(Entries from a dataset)
------------------------------------------------------------------------
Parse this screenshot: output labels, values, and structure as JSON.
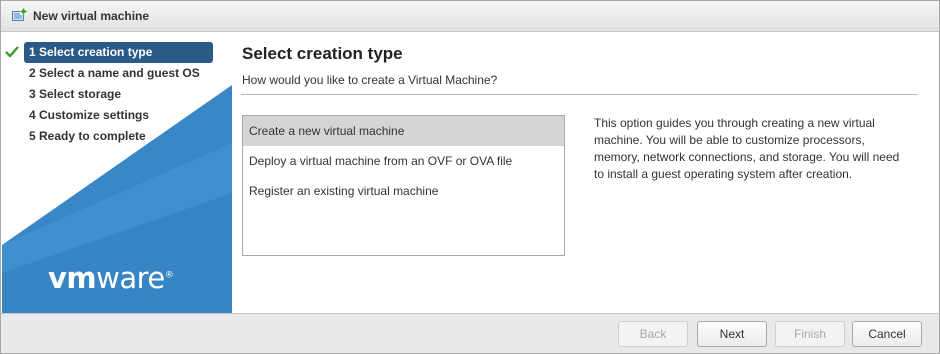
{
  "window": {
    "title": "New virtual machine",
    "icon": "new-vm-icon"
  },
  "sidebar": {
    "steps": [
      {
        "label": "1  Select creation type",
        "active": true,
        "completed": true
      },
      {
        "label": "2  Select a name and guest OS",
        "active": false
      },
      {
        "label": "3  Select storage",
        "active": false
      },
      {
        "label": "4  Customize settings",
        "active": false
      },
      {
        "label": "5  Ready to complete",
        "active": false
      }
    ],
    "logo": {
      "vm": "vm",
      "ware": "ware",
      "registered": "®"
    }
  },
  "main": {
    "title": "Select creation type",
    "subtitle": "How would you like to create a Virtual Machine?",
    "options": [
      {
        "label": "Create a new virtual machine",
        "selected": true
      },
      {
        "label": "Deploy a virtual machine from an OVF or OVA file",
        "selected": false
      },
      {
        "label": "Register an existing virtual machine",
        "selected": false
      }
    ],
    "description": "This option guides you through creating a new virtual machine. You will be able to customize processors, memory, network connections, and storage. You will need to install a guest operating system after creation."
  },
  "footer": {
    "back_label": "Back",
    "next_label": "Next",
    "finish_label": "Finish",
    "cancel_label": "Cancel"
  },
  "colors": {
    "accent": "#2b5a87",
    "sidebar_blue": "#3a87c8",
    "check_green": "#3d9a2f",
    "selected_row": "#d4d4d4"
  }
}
------------------------------------------------------------------------
Given instruction -
Set each line of the records down exactly, leaving every picture out.

Expected answer -
Parse this screenshot: output labels, values, and structure as JSON.
{
  "window": {
    "title": "New virtual machine",
    "icon": "new-vm-icon"
  },
  "sidebar": {
    "steps": [
      {
        "label": "1  Select creation type",
        "active": true,
        "completed": true
      },
      {
        "label": "2  Select a name and guest OS",
        "active": false
      },
      {
        "label": "3  Select storage",
        "active": false
      },
      {
        "label": "4  Customize settings",
        "active": false
      },
      {
        "label": "5  Ready to complete",
        "active": false
      }
    ],
    "logo": {
      "vm": "vm",
      "ware": "ware",
      "registered": "®"
    }
  },
  "main": {
    "title": "Select creation type",
    "subtitle": "How would you like to create a Virtual Machine?",
    "options": [
      {
        "label": "Create a new virtual machine",
        "selected": true
      },
      {
        "label": "Deploy a virtual machine from an OVF or OVA file",
        "selected": false
      },
      {
        "label": "Register an existing virtual machine",
        "selected": false
      }
    ],
    "description": "This option guides you through creating a new virtual machine. You will be able to customize processors, memory, network connections, and storage. You will need to install a guest operating system after creation."
  },
  "footer": {
    "back_label": "Back",
    "next_label": "Next",
    "finish_label": "Finish",
    "cancel_label": "Cancel"
  },
  "colors": {
    "accent": "#2b5a87",
    "sidebar_blue": "#3a87c8",
    "check_green": "#3d9a2f",
    "selected_row": "#d4d4d4"
  }
}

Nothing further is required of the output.